### Supplied records
>> Begin
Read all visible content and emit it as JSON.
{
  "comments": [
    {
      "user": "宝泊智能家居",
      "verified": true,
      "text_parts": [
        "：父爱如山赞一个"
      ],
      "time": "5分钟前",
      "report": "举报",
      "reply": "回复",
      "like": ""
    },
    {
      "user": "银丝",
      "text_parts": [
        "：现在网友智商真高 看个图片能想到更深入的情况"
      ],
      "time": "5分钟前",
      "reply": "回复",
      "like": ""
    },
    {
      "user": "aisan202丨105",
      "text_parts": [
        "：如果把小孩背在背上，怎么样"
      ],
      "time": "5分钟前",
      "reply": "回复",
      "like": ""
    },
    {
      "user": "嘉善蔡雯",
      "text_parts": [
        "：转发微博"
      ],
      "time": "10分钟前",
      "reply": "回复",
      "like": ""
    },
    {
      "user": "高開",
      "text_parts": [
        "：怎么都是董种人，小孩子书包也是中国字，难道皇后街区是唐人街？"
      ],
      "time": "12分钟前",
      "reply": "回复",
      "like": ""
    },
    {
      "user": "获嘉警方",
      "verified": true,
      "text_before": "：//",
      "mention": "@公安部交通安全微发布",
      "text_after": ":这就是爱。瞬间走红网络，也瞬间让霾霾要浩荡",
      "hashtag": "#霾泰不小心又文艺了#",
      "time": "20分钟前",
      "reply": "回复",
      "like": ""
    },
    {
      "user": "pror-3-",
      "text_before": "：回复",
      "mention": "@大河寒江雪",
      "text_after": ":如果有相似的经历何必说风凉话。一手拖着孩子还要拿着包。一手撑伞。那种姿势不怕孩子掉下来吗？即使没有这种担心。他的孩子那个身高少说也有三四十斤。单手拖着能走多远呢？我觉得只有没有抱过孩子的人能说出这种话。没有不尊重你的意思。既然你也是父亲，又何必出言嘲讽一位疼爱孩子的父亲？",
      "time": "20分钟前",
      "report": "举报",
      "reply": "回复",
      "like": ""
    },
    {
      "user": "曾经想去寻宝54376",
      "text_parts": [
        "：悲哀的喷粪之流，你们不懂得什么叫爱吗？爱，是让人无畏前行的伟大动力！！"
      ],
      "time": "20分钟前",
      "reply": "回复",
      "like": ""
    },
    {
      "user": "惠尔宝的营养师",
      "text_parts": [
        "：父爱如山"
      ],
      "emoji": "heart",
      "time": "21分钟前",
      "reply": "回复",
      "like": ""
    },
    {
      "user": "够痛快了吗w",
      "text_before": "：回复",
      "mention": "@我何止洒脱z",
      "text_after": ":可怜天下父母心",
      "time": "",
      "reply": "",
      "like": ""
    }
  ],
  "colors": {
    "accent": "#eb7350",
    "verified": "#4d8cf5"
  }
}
>> End
### Job
From the records above, please extract every line and repeat it exactly.

### Reply
Read all visible content and emit it as JSON.
{
  "comments": [
    {
      "user": "宝泊智能家居",
      "verified": true,
      "text_parts": [
        "：父爱如山赞一个"
      ],
      "time": "5分钟前",
      "report": "举报",
      "reply": "回复",
      "like": ""
    },
    {
      "user": "银丝",
      "text_parts": [
        "：现在网友智商真高 看个图片能想到更深入的情况"
      ],
      "time": "5分钟前",
      "reply": "回复",
      "like": ""
    },
    {
      "user": "aisan202丨105",
      "text_parts": [
        "：如果把小孩背在背上，怎么样"
      ],
      "time": "5分钟前",
      "reply": "回复",
      "like": ""
    },
    {
      "user": "嘉善蔡雯",
      "text_parts": [
        "：转发微博"
      ],
      "time": "10分钟前",
      "reply": "回复",
      "like": ""
    },
    {
      "user": "高開",
      "text_parts": [
        "：怎么都是董种人，小孩子书包也是中国字，难道皇后街区是唐人街？"
      ],
      "time": "12分钟前",
      "reply": "回复",
      "like": ""
    },
    {
      "user": "获嘉警方",
      "verified": true,
      "text_before": "：//",
      "mention": "@公安部交通安全微发布",
      "text_after": ":这就是爱。瞬间走红网络，也瞬间让霾霾要浩荡",
      "hashtag": "#霾泰不小心又文艺了#",
      "time": "20分钟前",
      "reply": "回复",
      "like": ""
    },
    {
      "user": "pror-3-",
      "text_before": "：回复",
      "mention": "@大河寒江雪",
      "text_after": ":如果有相似的经历何必说风凉话。一手拖着孩子还要拿着包。一手撑伞。那种姿势不怕孩子掉下来吗？即使没有这种担心。他的孩子那个身高少说也有三四十斤。单手拖着能走多远呢？我觉得只有没有抱过孩子的人能说出这种话。没有不尊重你的意思。既然你也是父亲，又何必出言嘲讽一位疼爱孩子的父亲？",
      "time": "20分钟前",
      "report": "举报",
      "reply": "回复",
      "like": ""
    },
    {
      "user": "曾经想去寻宝54376",
      "text_parts": [
        "：悲哀的喷粪之流，你们不懂得什么叫爱吗？爱，是让人无畏前行的伟大动力！！"
      ],
      "time": "20分钟前",
      "reply": "回复",
      "like": ""
    },
    {
      "user": "惠尔宝的营养师",
      "text_parts": [
        "：父爱如山"
      ],
      "emoji": "heart",
      "time": "21分钟前",
      "reply": "回复",
      "like": ""
    },
    {
      "user": "够痛快了吗w",
      "text_before": "：回复",
      "mention": "@我何止洒脱z",
      "text_after": ":可怜天下父母心",
      "time": "",
      "reply": "",
      "like": ""
    }
  ],
  "colors": {
    "accent": "#eb7350",
    "verified": "#4d8cf5"
  }
}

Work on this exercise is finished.